[Layout annotation data]
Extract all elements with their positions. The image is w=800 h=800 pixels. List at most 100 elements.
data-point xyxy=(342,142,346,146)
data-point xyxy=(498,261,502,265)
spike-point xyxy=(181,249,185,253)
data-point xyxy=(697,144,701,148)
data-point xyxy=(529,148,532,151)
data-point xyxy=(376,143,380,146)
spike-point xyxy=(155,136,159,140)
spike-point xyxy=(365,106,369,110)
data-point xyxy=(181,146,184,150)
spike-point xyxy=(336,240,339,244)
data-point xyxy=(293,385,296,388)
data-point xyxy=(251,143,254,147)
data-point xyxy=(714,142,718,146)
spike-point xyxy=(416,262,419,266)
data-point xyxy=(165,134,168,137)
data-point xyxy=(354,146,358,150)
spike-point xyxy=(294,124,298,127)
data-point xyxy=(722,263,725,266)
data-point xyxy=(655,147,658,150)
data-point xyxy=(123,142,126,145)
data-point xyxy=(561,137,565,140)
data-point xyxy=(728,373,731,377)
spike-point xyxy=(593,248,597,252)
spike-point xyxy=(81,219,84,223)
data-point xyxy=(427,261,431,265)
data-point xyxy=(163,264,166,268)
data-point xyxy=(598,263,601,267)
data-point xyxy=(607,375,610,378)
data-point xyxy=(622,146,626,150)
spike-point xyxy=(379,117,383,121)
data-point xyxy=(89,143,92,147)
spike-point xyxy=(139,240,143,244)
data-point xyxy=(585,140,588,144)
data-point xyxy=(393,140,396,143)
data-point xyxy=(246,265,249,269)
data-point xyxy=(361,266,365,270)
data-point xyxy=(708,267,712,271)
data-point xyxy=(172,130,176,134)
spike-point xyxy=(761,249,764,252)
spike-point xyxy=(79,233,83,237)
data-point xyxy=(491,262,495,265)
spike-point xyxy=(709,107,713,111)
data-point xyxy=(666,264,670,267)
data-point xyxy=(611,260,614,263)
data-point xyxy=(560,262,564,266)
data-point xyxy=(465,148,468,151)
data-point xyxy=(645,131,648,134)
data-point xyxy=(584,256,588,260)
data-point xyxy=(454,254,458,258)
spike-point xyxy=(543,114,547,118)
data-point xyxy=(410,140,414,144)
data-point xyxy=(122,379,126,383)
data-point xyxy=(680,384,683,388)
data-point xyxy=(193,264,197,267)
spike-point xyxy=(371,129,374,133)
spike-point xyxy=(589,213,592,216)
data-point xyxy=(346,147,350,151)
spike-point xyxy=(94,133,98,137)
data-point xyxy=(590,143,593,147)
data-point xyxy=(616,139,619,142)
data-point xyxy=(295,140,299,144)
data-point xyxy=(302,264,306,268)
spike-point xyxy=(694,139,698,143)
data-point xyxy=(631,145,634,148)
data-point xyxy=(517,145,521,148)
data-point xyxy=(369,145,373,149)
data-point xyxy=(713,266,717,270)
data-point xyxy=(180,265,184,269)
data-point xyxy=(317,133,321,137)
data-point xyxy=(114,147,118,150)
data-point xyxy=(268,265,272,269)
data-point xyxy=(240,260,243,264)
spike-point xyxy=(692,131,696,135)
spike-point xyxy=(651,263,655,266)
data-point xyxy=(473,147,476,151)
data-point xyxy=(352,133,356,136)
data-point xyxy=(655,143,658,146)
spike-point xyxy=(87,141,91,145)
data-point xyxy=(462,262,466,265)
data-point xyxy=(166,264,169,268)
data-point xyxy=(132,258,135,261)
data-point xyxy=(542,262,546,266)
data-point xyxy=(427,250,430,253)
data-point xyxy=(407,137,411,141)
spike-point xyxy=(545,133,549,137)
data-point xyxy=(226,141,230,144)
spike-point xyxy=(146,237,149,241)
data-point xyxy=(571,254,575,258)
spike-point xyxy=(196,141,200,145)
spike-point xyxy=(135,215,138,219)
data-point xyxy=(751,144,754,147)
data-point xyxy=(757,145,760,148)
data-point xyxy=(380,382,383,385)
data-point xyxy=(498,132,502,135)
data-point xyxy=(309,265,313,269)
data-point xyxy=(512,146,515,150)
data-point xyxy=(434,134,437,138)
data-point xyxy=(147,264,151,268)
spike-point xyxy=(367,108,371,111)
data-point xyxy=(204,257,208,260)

# DESCRIPTION OF THE TASK
Report each line in the rows above that contains the string "List", and copy every such line in full.

# THE RESPONSE
Extract all elements with their positions. The image is w=800 h=800 pixels. List at most 100 elements.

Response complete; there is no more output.